--- Begin SUPPLIED ENTRIES ---

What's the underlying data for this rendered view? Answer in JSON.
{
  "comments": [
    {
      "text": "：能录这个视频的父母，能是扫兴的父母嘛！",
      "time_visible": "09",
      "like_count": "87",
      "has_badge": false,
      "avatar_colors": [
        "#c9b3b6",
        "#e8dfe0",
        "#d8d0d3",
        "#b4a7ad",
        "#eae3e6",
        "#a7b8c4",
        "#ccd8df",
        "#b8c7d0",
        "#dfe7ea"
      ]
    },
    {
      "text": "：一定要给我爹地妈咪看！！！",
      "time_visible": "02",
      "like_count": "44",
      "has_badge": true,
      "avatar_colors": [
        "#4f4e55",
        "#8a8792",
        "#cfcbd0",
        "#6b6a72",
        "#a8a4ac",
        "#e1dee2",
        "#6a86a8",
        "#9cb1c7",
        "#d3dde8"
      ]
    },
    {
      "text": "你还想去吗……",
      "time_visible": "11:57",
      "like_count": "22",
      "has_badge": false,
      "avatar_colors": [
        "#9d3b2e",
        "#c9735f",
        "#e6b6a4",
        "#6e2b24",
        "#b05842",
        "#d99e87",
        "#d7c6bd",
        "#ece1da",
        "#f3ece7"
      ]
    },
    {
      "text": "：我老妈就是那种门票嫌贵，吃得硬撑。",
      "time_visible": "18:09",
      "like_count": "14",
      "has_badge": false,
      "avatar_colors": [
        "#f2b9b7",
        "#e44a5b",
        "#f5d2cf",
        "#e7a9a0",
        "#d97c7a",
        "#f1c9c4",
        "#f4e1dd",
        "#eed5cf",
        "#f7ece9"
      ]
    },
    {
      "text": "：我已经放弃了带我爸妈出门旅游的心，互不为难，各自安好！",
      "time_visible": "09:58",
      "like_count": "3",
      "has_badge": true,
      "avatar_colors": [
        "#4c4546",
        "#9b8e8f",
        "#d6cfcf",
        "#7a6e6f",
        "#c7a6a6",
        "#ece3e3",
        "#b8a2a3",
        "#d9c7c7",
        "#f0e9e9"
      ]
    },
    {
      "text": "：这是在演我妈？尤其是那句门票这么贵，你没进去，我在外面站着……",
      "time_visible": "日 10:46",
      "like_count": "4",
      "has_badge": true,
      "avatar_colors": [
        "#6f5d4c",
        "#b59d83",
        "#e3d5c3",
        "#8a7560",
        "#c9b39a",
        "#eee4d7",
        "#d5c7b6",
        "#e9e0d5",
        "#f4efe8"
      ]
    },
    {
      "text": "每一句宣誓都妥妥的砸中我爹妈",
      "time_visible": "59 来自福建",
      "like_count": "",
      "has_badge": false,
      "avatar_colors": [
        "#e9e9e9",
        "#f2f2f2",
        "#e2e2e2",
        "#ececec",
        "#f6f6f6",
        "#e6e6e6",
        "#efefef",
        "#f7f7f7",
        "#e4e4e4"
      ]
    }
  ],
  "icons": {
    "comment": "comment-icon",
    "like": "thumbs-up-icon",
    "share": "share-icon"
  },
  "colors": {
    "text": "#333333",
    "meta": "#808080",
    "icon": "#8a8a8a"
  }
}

--- End SUPPLIED ENTRIES ---

TASK TO CARRY OUT
Show the data once more, exactly as it was written.

SOLUTION TO THE EXERCISE
What's the underlying data for this rendered view? Answer in JSON.
{
  "comments": [
    {
      "text": "：能录这个视频的父母，能是扫兴的父母嘛！",
      "time_visible": "09",
      "like_count": "87",
      "has_badge": false,
      "avatar_colors": [
        "#c9b3b6",
        "#e8dfe0",
        "#d8d0d3",
        "#b4a7ad",
        "#eae3e6",
        "#a7b8c4",
        "#ccd8df",
        "#b8c7d0",
        "#dfe7ea"
      ]
    },
    {
      "text": "：一定要给我爹地妈咪看！！！",
      "time_visible": "02",
      "like_count": "44",
      "has_badge": true,
      "avatar_colors": [
        "#4f4e55",
        "#8a8792",
        "#cfcbd0",
        "#6b6a72",
        "#a8a4ac",
        "#e1dee2",
        "#6a86a8",
        "#9cb1c7",
        "#d3dde8"
      ]
    },
    {
      "text": "你还想去吗……",
      "time_visible": "11:57",
      "like_count": "22",
      "has_badge": false,
      "avatar_colors": [
        "#9d3b2e",
        "#c9735f",
        "#e6b6a4",
        "#6e2b24",
        "#b05842",
        "#d99e87",
        "#d7c6bd",
        "#ece1da",
        "#f3ece7"
      ]
    },
    {
      "text": "：我老妈就是那种门票嫌贵，吃得硬撑。",
      "time_visible": "18:09",
      "like_count": "14",
      "has_badge": false,
      "avatar_colors": [
        "#f2b9b7",
        "#e44a5b",
        "#f5d2cf",
        "#e7a9a0",
        "#d97c7a",
        "#f1c9c4",
        "#f4e1dd",
        "#eed5cf",
        "#f7ece9"
      ]
    },
    {
      "text": "：我已经放弃了带我爸妈出门旅游的心，互不为难，各自安好！",
      "time_visible": "09:58",
      "like_count": "3",
      "has_badge": true,
      "avatar_colors": [
        "#4c4546",
        "#9b8e8f",
        "#d6cfcf",
        "#7a6e6f",
        "#c7a6a6",
        "#ece3e3",
        "#b8a2a3",
        "#d9c7c7",
        "#f0e9e9"
      ]
    },
    {
      "text": "：这是在演我妈？尤其是那句门票这么贵，你没进去，我在外面站着……",
      "time_visible": "日 10:46",
      "like_count": "4",
      "has_badge": true,
      "avatar_colors": [
        "#6f5d4c",
        "#b59d83",
        "#e3d5c3",
        "#8a7560",
        "#c9b39a",
        "#eee4d7",
        "#d5c7b6",
        "#e9e0d5",
        "#f4efe8"
      ]
    },
    {
      "text": "每一句宣誓都妥妥的砸中我爹妈",
      "time_visible": "59 来自福建",
      "like_count": "",
      "has_badge": false,
      "avatar_colors": [
        "#e9e9e9",
        "#f2f2f2",
        "#e2e2e2",
        "#ececec",
        "#f6f6f6",
        "#e6e6e6",
        "#efefef",
        "#f7f7f7",
        "#e4e4e4"
      ]
    }
  ],
  "icons": {
    "comment": "comment-icon",
    "like": "thumbs-up-icon",
    "share": "share-icon"
  },
  "colors": {
    "text": "#333333",
    "meta": "#808080",
    "icon": "#8a8a8a"
  }
}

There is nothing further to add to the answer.